* WORK REQUIRED
Every entry below should be printed exactly, without its images.

• • •

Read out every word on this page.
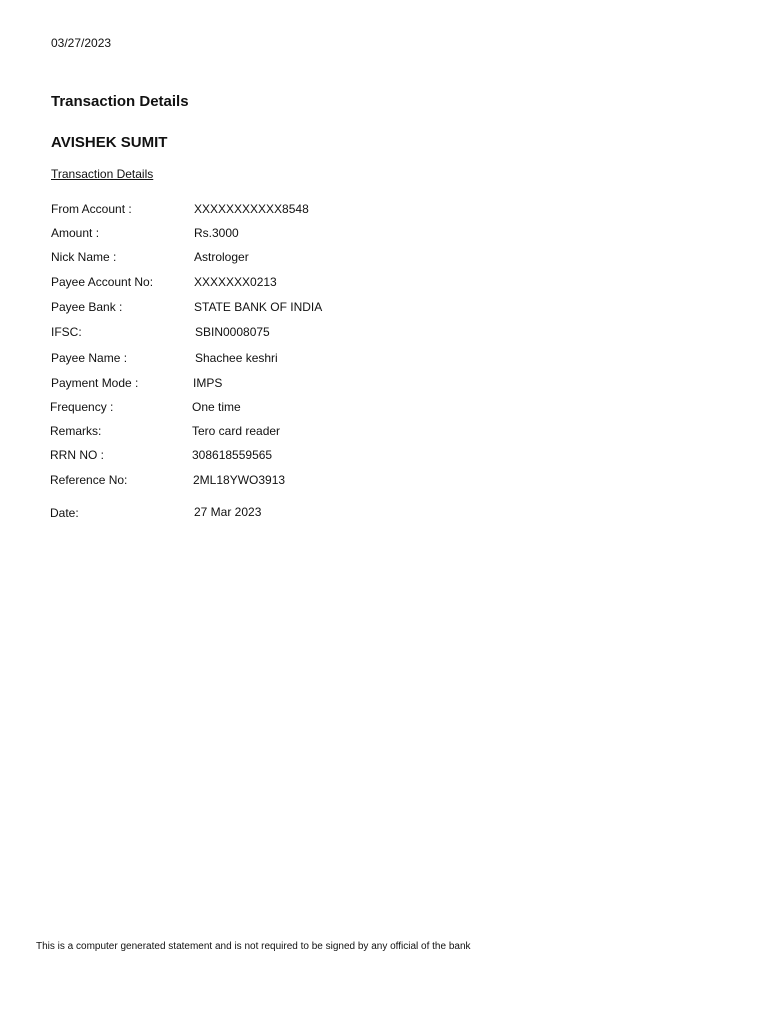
03/27/2023
Transaction Details
AVISHEK SUMIT
Transaction Details
From Account :	XXXXXXXXXXX8548
Amount :	Rs.3000
Nick Name :	Astrologer
Payee Account No:	XXXXXXX0213
Payee Bank :	STATE BANK OF INDIA
IFSC:	SBIN0008075
Payee Name :	Shachee keshri
Payment Mode :	IMPS
Frequency :	One time
Remarks:	Tero card reader
RRN NO :	308618559565
Reference No:	2ML18YWO3913
Date:	27 Mar 2023
This is a computer generated statement and is not required to be signed by any official of the bank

• • •

* FINAL ANSWER
Read out every word on this page.
03/27/2023
Transaction Details
AVISHEK SUMIT
Transaction Details
From Account :	XXXXXXXXXXX8548
Amount :	Rs.3000
Nick Name :	Astrologer
Payee Account No:	XXXXXXX0213
Payee Bank :	STATE BANK OF INDIA
IFSC:	SBIN0008075
Payee Name :	Shachee keshri
Payment Mode :	IMPS
Frequency :	One time
Remarks:	Tero card reader
RRN NO :	308618559565
Reference No:	2ML18YWO3913
Date:	27 Mar 2023
This is a computer generated statement and is not required to be signed by any official of the bank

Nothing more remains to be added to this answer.